**Dataset records:**
<<<<
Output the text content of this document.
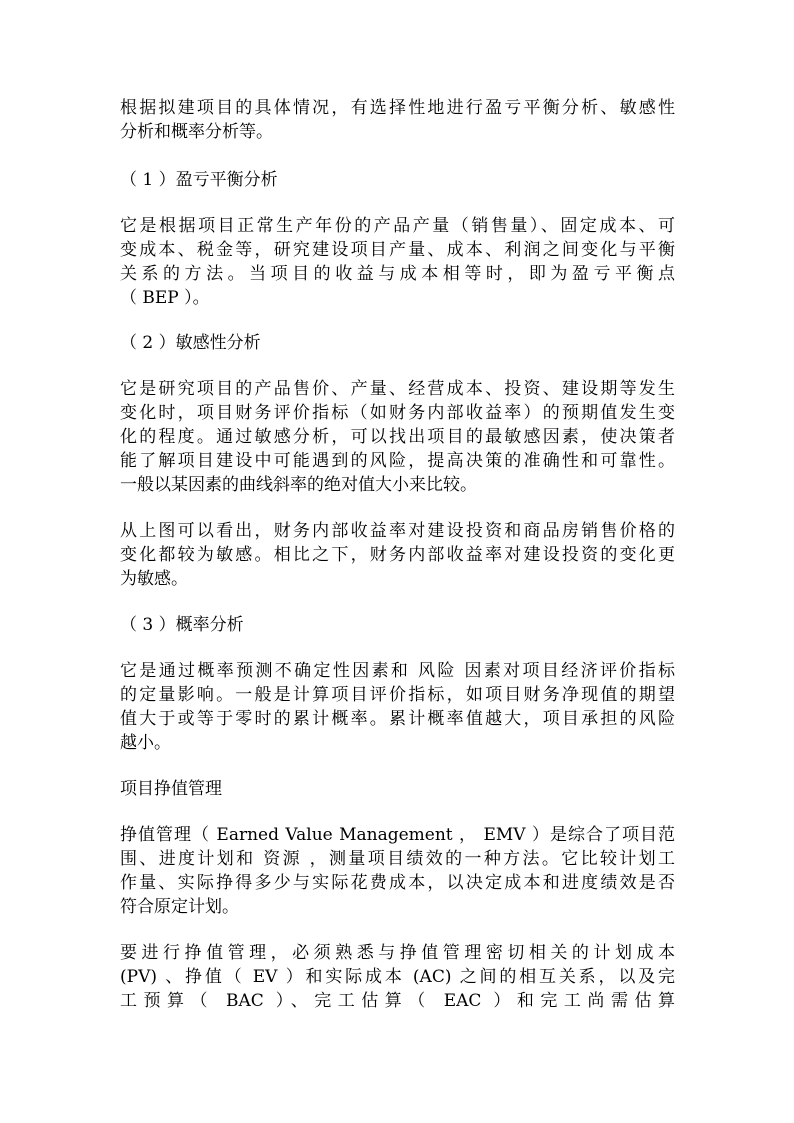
根据拟建项目的具体情况，有选择性地进行盈亏平衡分析、敏感性
分析和概率分析等。
（ 1 ）盈亏平衡分析
它是根据项目正常生产年份的产品产量（销售量）、固定成本、可
变成本、税金等，研究建设项目产量、成本、利润之间变化与平衡
关系的方法。当项目的收益与成本相等时，即为盈亏平衡点
（ BEP ）。
（ 2 ）敏感性分析
它是研究项目的产品售价、产量、经营成本、投资、建设期等发生
变化时，项目财务评价指标（如财务内部收益率）的预期值发生变
化的程度。通过敏感分析，可以找出项目的最敏感因素，使决策者
能了解项目建设中可能遇到的风险，提高决策的准确性和可靠性。
一般以某因素的曲线斜率的绝对值大小来比较。
从上图可以看出，财务内部收益率对建设投资和商品房销售价格的
变化都较为敏感。相比之下，财务内部收益率对建设投资的变化更
为敏感。
（ 3 ）概率分析
它是通过概率预测不确定性因素和 风险 因素对项目经济评价指标
的定量影响。一般是计算项目评价指标，如项目财务净现值的期望
值大于或等于零时的累计概率。累计概率值越大，项目承担的风险
越小。
项目挣值管理
挣值管理（ Earned Value Management ， EMV ）是综合了项目范
围、进度计划和 资源 ，测量项目绩效的一种方法。它比较计划工
作量、实际挣得多少与实际花费成本，以决定成本和进度绩效是否
符合原定计划。
要进行挣值管理，必须熟悉与挣值管理密切相关的计划成本
(PV) 、挣值（ EV ）和实际成本 (AC) 之间的相互关系，以及完
工预算（ BAC ）、完工估算（ EAC ）和完工尚需估算
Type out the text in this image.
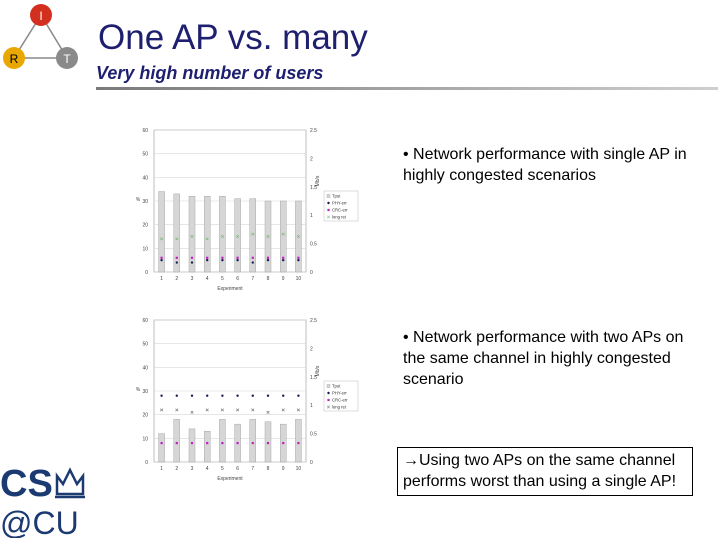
I
R	T
One AP vs. many
Very high number of users
0
10
20
30
40
50
60
0
0.5
1
1.5
2
2.5
%
Mb/s
Experiment
1 2 3 4 5 6 7 8 9 10
Tput
PHY-err
CRC-err
long ret
0
10
20
30
40
50
60
0
0.5
1
1.5
2
2.5
%
Mb/s
Experiment
1 2 3 4 5 6 7 8 9 10
Tput
PHY-err
CRC-err
long ret
• Network performance with single AP in highly congested scenarios
• Network performance with two APs on the same channel in highly congested scenario
→Using two APs on the same channel performs worst than using a single AP!
CS
@CU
>>>>
**INSTRUCTION:** Retype the data above exactly; pictures are not part of the copy.

**FINISHED EXERCISE:**
Output the text content of this document.
根据拟建项目的具体情况，有选择性地进行盈亏平衡分析、敏感性
分析和概率分析等。
（ 1 ）盈亏平衡分析
它是根据项目正常生产年份的产品产量（销售量）、固定成本、可
变成本、税金等，研究建设项目产量、成本、利润之间变化与平衡
关系的方法。当项目的收益与成本相等时，即为盈亏平衡点
（ BEP ）。
（ 2 ）敏感性分析
它是研究项目的产品售价、产量、经营成本、投资、建设期等发生
变化时，项目财务评价指标（如财务内部收益率）的预期值发生变
化的程度。通过敏感分析，可以找出项目的最敏感因素，使决策者
能了解项目建设中可能遇到的风险，提高决策的准确性和可靠性。
一般以某因素的曲线斜率的绝对值大小来比较。
从上图可以看出，财务内部收益率对建设投资和商品房销售价格的
变化都较为敏感。相比之下，财务内部收益率对建设投资的变化更
为敏感。
（ 3 ）概率分析
它是通过概率预测不确定性因素和 风险 因素对项目经济评价指标
的定量影响。一般是计算项目评价指标，如项目财务净现值的期望
值大于或等于零时的累计概率。累计概率值越大，项目承担的风险
越小。
项目挣值管理
挣值管理（ Earned Value Management ， EMV ）是综合了项目范
围、进度计划和 资源 ，测量项目绩效的一种方法。它比较计划工
作量、实际挣得多少与实际花费成本，以决定成本和进度绩效是否
符合原定计划。
要进行挣值管理，必须熟悉与挣值管理密切相关的计划成本
(PV) 、挣值（ EV ）和实际成本 (AC) 之间的相互关系，以及完
工预算（ BAC ）、完工估算（ EAC ）和完工尚需估算
Type out the text in this image.
I
R	T
One AP vs. many
Very high number of users
0
10
20
30
40
50
60
0
0.5
1
1.5
2
2.5
%
Mb/s
Experiment
1 2 3 4 5 6 7 8 9 10
Tput
PHY-err
CRC-err
long ret
0
10
20
30
40
50
60
0
0.5
1
1.5
2
2.5
%
Mb/s
Experiment
1 2 3 4 5 6 7 8 9 10
Tput
PHY-err
CRC-err
long ret
• Network performance with single AP in highly congested scenarios
• Network performance with two APs on the same channel in highly congested scenario
→Using two APs on the same channel performs worst than using a single AP!
CS
@CU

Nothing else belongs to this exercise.